[What is required]:
Output the records. Match them exactly.

----

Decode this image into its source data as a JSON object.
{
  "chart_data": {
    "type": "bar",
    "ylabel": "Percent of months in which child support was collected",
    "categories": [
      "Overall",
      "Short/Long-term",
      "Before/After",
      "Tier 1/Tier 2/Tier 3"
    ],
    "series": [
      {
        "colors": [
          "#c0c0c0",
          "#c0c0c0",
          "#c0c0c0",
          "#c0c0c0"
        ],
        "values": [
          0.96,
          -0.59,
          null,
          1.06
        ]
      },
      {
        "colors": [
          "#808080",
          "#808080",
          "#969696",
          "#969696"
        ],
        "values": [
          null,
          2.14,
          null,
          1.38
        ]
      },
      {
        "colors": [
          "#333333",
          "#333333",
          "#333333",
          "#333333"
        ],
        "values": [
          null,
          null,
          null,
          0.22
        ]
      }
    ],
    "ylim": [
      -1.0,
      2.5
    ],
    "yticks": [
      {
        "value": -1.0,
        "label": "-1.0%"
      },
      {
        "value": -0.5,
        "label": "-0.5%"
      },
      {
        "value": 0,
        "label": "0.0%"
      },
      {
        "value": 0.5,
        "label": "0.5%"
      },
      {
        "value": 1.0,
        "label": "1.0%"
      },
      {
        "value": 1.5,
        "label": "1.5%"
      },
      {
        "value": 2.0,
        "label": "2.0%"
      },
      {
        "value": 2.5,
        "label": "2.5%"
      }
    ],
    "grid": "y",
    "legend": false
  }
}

----

[The solution]:
Decode this image into its source data as a JSON object.
{
  "chart_data": {
    "type": "bar",
    "ylabel": "Percent of months in which child support was collected",
    "categories": [
      "Overall",
      "Short/Long-term",
      "Before/After",
      "Tier 1/Tier 2/Tier 3"
    ],
    "series": [
      {
        "colors": [
          "#c0c0c0",
          "#c0c0c0",
          "#c0c0c0",
          "#c0c0c0"
        ],
        "values": [
          0.96,
          -0.59,
          null,
          1.06
        ]
      },
      {
        "colors": [
          "#808080",
          "#808080",
          "#969696",
          "#969696"
        ],
        "values": [
          null,
          2.14,
          null,
          1.38
        ]
      },
      {
        "colors": [
          "#333333",
          "#333333",
          "#333333",
          "#333333"
        ],
        "values": [
          null,
          null,
          null,
          0.22
        ]
      }
    ],
    "ylim": [
      -1.0,
      2.5
    ],
    "yticks": [
      {
        "value": -1.0,
        "label": "-1.0%"
      },
      {
        "value": -0.5,
        "label": "-0.5%"
      },
      {
        "value": 0,
        "label": "0.0%"
      },
      {
        "value": 0.5,
        "label": "0.5%"
      },
      {
        "value": 1.0,
        "label": "1.0%"
      },
      {
        "value": 1.5,
        "label": "1.5%"
      },
      {
        "value": 2.0,
        "label": "2.0%"
      },
      {
        "value": 2.5,
        "label": "2.5%"
      }
    ],
    "grid": "y",
    "legend": false
  }
}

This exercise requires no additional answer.